Dataset rows –
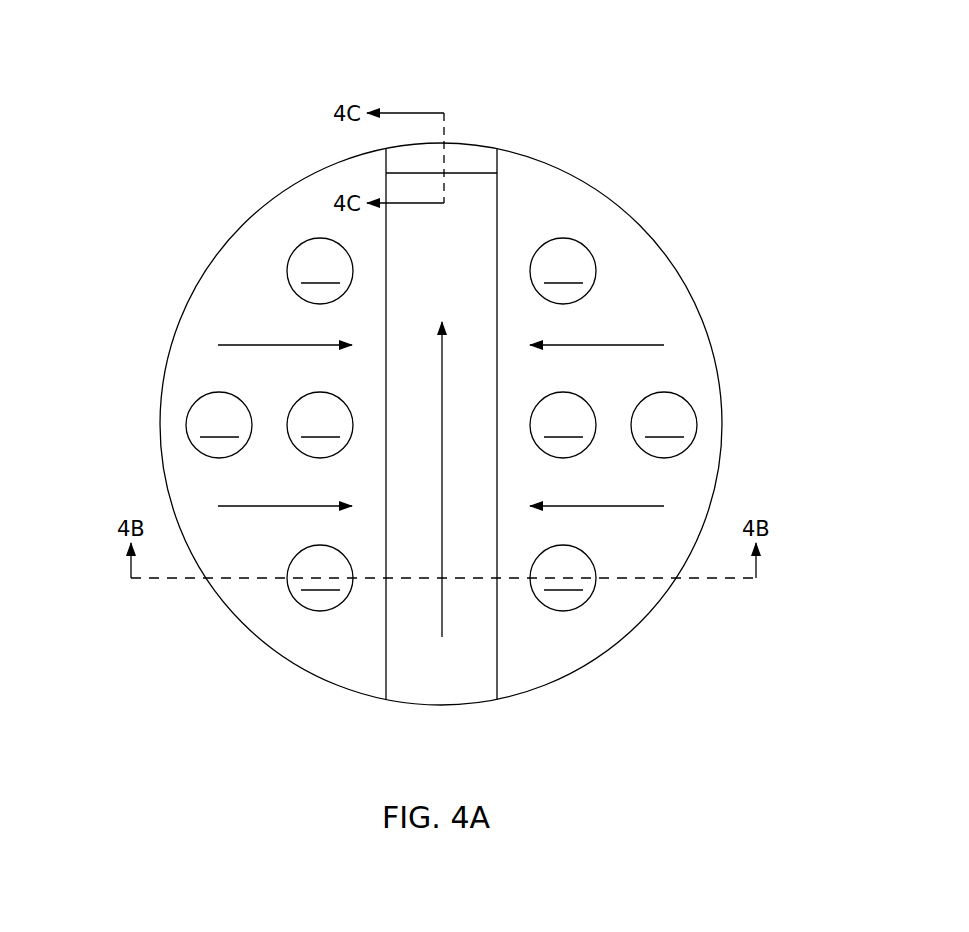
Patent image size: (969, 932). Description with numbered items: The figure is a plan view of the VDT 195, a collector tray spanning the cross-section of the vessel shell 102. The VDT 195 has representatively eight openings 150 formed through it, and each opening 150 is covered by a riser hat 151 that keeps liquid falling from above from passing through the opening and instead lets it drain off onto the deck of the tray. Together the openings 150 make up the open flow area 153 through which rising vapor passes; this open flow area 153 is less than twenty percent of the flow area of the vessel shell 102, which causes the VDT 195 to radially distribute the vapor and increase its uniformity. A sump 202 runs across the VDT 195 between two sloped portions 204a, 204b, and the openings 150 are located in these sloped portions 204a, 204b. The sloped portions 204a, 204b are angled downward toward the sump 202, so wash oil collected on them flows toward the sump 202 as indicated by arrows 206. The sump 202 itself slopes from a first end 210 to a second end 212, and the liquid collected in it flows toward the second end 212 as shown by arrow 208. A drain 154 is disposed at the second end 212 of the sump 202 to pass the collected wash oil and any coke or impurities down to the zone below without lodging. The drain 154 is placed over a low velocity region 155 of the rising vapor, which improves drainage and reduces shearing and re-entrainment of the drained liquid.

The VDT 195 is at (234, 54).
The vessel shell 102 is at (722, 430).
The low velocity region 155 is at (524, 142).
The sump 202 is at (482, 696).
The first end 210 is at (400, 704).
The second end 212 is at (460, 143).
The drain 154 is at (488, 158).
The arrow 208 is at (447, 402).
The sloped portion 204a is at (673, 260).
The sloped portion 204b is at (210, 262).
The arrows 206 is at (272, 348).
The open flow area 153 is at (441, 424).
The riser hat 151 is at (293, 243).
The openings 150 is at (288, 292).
==
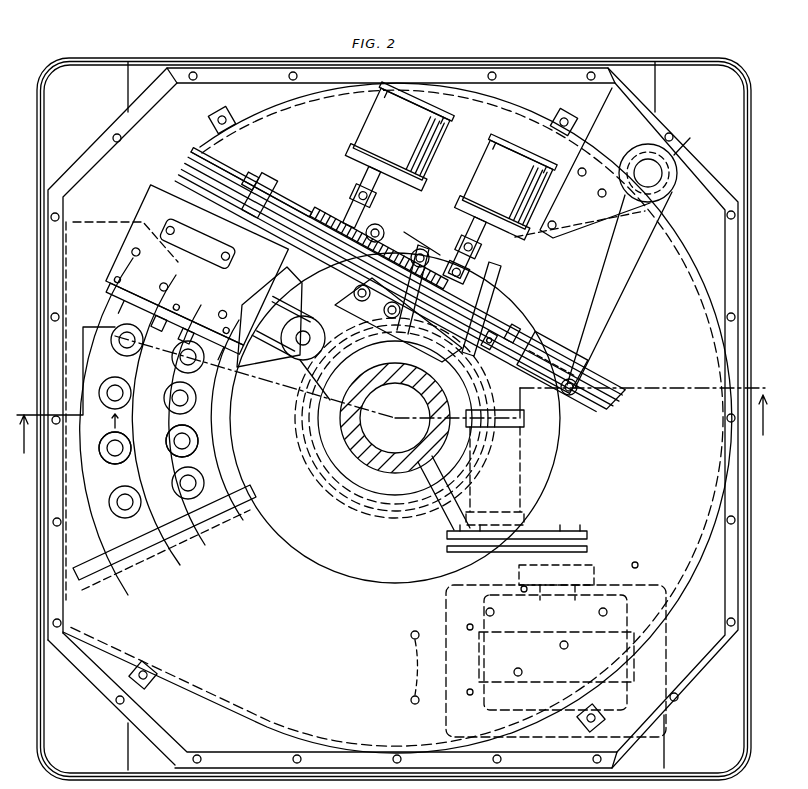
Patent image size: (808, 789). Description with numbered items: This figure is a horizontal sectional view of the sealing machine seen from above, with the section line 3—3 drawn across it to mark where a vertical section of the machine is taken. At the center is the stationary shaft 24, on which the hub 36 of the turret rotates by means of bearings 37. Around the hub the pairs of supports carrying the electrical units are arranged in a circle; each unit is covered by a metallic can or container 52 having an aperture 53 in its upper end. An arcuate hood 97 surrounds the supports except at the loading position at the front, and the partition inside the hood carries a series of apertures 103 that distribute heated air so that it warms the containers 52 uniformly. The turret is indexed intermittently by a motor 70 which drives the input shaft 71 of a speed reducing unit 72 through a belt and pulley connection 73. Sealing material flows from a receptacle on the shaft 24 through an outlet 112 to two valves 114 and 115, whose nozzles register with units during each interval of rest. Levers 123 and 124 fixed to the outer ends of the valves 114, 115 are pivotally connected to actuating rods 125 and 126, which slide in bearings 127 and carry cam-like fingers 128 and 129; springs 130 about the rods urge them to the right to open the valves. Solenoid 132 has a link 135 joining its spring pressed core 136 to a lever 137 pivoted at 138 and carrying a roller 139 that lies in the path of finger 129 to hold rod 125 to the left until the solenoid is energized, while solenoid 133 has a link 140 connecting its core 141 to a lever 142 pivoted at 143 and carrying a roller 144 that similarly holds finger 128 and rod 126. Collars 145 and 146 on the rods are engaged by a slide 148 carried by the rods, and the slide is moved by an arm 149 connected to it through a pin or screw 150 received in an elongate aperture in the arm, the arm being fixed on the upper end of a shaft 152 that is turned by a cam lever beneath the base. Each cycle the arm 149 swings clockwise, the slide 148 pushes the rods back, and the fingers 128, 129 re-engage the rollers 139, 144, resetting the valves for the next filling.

Written problem – Render the lines that run from the one containing "Patent image size: (969, 932)." through the one containing "The arrow 208 is at (447, 402)." as a numbered list, keeping both end lines and dropping any blank ones.

Task solution –
1. Patent image size: (969, 932). Description with numbered items: The figure is a plan view of the VDT 195, a collector tray spanning the cross-section of the vessel shell 102. The VDT 195 has representatively eight openings 150 formed through it, and each opening 150 is covered by a riser hat 151 that keeps liquid falling from above from passing through the opening and instead lets it drain off onto the deck of the tray. Together the openings 150 make up the open flow area 153 through which rising vapor passes; this open flow area 153 is less than twenty percent of the flow area of the vessel shell 102, which causes the VDT 195 to radially distribute the vapor and increase its uniformity. A sump 202 runs across the VDT 195 between two sloped portions 204a, 204b, and the openings 150 are located in these sloped portions 204a, 204b. The sloped portions 204a, 204b are angled downward toward the sump 202, so wash oil collected on them flows toward the sump 202 as indicated by arrows 206. The sump 202 itself slopes from a first end 210 to a second end 212, and the liquid collected in it flows toward the second end 212 as shown by arrow 208. A drain 154 is disposed at the second end 212 of the sump 202 to pass the collected wash oil and any coke or impurities down to the zone below without lodging. The drain 154 is placed over a low velocity region 155 of the rising vapor, which improves drainage and reduces shearing and re-entrainment of the drained liquid.
2. The VDT 195 is at (234, 54).
3. The vessel shell 102 is at (722, 430).
4. The low velocity region 155 is at (524, 142).
5. The sump 202 is at (482, 696).
6. The first end 210 is at (400, 704).
7. The second end 212 is at (460, 143).
8. The drain 154 is at (488, 158).
9. The arrow 208 is at (447, 402).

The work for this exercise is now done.